__Stated goal__. Look through the data below. Collect every line where the word "text" occurs.
====
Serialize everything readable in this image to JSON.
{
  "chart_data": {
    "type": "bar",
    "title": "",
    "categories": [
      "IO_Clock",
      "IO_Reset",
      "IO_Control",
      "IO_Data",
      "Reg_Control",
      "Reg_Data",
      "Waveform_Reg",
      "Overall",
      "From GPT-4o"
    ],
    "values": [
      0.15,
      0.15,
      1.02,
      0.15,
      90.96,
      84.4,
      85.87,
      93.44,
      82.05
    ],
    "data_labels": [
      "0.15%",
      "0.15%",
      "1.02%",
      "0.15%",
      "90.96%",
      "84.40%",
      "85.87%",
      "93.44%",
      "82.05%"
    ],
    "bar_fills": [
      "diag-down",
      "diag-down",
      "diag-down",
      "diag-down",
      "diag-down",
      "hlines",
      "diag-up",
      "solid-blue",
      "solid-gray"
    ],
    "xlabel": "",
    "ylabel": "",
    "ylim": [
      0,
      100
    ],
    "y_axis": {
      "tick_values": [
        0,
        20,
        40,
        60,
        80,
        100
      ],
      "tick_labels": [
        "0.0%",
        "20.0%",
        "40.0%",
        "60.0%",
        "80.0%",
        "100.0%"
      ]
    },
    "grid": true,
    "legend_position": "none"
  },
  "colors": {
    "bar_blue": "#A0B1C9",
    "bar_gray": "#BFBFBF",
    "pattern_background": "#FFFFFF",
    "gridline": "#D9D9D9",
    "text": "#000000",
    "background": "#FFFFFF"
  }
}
====
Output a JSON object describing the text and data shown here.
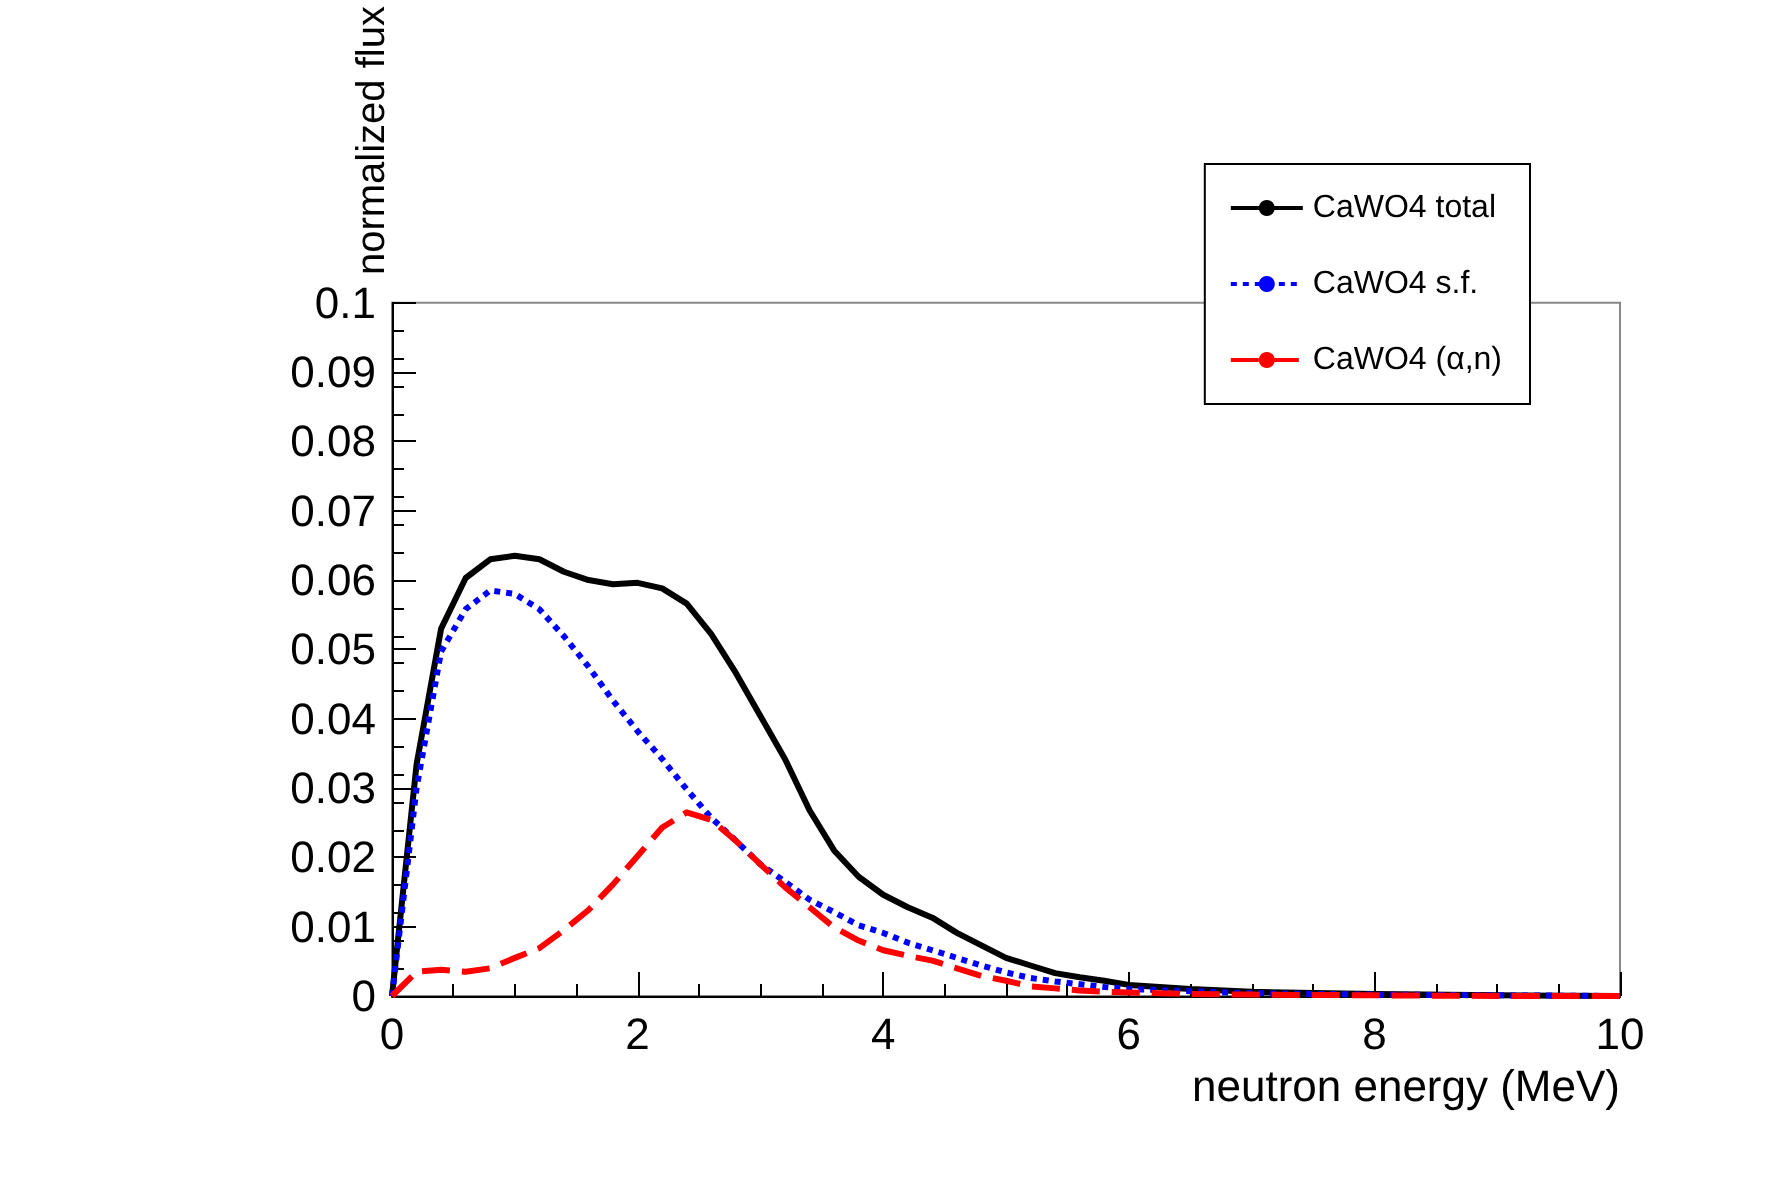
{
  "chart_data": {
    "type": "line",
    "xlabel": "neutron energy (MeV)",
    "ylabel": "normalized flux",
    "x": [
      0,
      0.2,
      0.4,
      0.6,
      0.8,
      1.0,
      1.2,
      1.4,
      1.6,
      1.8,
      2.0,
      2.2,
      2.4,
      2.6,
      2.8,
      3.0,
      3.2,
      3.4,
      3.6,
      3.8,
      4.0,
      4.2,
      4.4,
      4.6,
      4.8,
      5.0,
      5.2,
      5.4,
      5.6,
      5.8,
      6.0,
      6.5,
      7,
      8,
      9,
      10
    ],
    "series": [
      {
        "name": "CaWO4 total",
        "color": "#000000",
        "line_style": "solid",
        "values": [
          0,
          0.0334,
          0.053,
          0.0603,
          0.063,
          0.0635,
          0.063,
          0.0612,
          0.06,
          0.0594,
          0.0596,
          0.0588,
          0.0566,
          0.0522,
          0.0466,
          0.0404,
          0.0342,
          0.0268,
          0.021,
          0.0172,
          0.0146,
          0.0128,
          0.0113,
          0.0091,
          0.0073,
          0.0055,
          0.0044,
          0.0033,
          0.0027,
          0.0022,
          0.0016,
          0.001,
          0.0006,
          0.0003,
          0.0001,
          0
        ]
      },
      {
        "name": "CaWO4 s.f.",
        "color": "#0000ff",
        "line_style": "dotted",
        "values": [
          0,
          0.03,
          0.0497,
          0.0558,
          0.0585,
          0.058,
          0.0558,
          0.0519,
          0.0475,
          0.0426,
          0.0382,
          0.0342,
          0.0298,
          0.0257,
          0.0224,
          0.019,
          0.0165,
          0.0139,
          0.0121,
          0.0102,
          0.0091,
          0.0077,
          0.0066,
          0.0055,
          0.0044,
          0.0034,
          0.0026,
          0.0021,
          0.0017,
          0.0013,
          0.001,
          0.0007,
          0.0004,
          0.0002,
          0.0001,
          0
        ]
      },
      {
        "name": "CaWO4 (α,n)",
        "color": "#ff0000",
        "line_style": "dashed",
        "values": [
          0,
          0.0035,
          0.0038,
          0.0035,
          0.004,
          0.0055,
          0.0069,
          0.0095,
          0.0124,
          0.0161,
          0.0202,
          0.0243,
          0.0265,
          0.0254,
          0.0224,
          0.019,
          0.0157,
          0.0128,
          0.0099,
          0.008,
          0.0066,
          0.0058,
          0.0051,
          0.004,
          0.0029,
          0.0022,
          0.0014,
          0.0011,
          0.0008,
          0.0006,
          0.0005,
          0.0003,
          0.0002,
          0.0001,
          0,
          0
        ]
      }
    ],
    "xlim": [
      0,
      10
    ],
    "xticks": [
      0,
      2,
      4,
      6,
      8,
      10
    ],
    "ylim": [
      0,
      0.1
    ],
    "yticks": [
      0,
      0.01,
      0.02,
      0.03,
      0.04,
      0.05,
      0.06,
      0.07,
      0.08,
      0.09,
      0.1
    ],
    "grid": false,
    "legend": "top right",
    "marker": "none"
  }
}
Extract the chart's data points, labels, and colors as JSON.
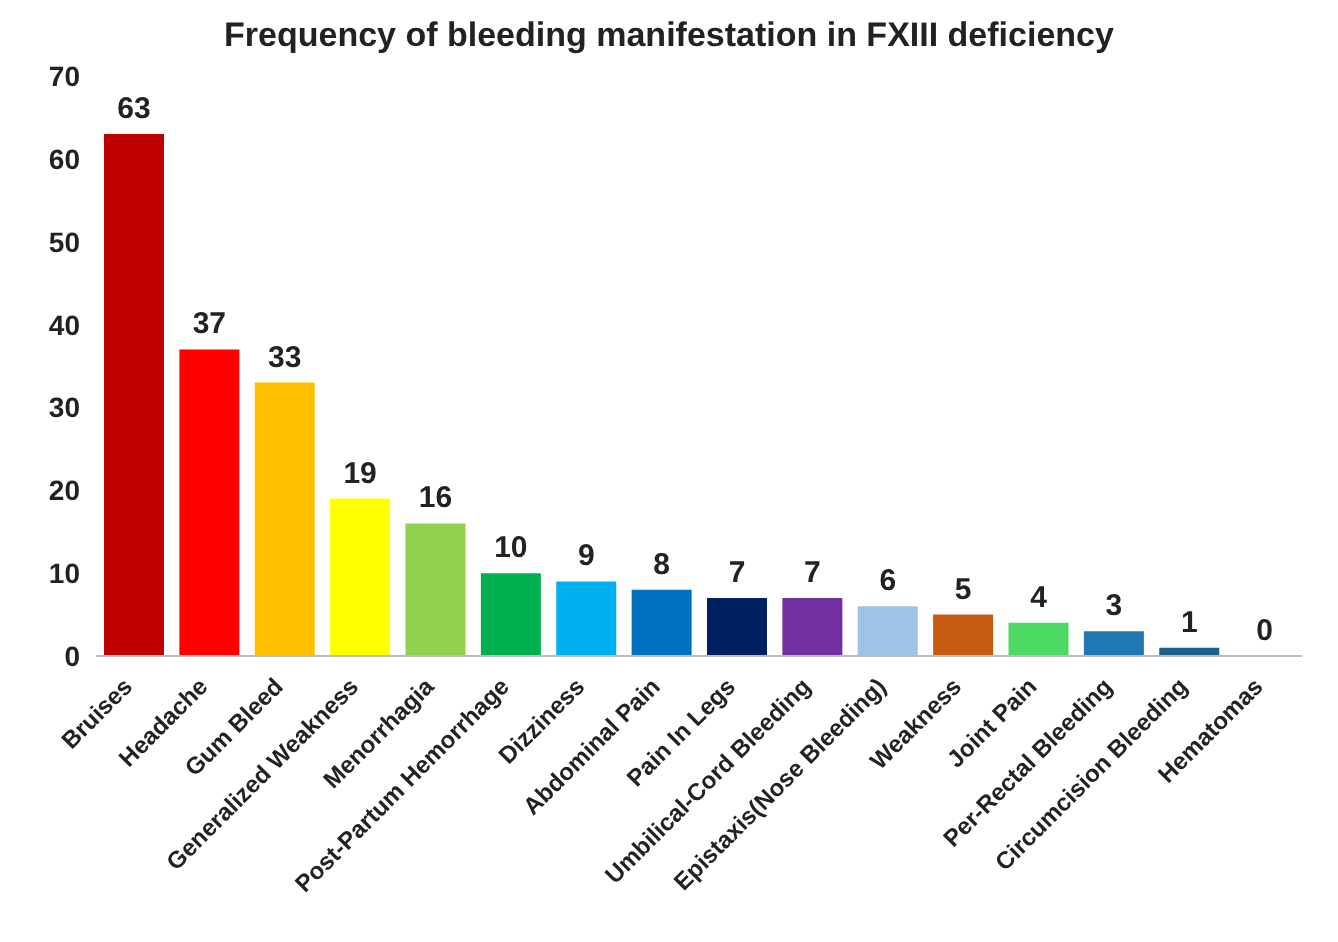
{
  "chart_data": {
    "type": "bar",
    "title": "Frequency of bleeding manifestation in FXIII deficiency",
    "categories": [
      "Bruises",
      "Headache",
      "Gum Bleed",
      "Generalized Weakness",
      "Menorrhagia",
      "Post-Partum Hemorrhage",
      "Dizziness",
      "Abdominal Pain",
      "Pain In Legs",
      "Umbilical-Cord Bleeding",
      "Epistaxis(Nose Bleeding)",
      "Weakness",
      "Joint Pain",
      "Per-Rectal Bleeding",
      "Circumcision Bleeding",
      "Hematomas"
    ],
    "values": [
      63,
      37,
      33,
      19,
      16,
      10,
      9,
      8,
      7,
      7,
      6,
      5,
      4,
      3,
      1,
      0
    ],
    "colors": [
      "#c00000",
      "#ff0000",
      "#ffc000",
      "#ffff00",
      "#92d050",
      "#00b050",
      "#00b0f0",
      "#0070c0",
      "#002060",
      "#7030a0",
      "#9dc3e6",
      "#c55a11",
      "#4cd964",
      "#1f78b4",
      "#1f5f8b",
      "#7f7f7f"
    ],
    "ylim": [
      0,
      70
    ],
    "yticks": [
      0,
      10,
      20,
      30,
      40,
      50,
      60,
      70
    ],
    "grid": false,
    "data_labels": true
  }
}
====
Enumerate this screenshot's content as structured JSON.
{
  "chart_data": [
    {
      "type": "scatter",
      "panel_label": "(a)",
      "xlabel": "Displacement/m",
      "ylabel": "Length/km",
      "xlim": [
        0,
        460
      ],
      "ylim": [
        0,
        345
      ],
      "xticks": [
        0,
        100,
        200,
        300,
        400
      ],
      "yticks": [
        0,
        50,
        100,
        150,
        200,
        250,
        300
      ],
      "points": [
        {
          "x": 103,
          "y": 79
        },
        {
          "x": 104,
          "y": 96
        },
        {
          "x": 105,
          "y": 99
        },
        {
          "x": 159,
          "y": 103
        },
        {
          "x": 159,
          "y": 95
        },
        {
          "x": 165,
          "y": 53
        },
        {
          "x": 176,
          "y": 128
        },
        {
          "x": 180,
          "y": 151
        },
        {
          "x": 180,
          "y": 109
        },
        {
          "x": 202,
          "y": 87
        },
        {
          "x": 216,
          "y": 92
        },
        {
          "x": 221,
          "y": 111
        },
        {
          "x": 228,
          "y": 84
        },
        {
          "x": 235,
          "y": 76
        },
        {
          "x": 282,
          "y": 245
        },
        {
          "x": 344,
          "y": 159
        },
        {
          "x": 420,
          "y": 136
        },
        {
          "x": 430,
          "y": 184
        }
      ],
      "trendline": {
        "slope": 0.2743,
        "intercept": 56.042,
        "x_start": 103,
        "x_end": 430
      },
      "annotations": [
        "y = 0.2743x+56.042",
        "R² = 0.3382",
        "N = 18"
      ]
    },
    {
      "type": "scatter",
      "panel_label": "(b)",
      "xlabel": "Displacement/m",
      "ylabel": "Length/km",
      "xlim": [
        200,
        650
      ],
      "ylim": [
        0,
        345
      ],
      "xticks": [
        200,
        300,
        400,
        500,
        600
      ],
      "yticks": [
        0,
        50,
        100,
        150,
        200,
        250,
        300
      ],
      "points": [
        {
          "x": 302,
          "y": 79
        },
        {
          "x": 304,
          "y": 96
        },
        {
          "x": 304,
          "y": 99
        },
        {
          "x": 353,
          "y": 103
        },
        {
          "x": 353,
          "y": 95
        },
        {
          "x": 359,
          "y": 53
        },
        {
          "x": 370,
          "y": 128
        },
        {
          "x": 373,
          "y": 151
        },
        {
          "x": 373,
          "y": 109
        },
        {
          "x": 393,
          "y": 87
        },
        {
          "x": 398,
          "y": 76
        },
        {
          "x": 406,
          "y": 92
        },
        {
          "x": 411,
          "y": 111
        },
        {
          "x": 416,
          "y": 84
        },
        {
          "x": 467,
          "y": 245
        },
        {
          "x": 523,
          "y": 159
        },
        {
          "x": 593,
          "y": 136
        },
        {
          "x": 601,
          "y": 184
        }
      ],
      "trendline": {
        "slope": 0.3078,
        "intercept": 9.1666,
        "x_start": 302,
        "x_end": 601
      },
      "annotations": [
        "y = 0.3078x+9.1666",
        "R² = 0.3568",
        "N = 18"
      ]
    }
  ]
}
====
__Answer to the task__.
    "text": "#000000",
Output a JSON object describing the text and data shown here.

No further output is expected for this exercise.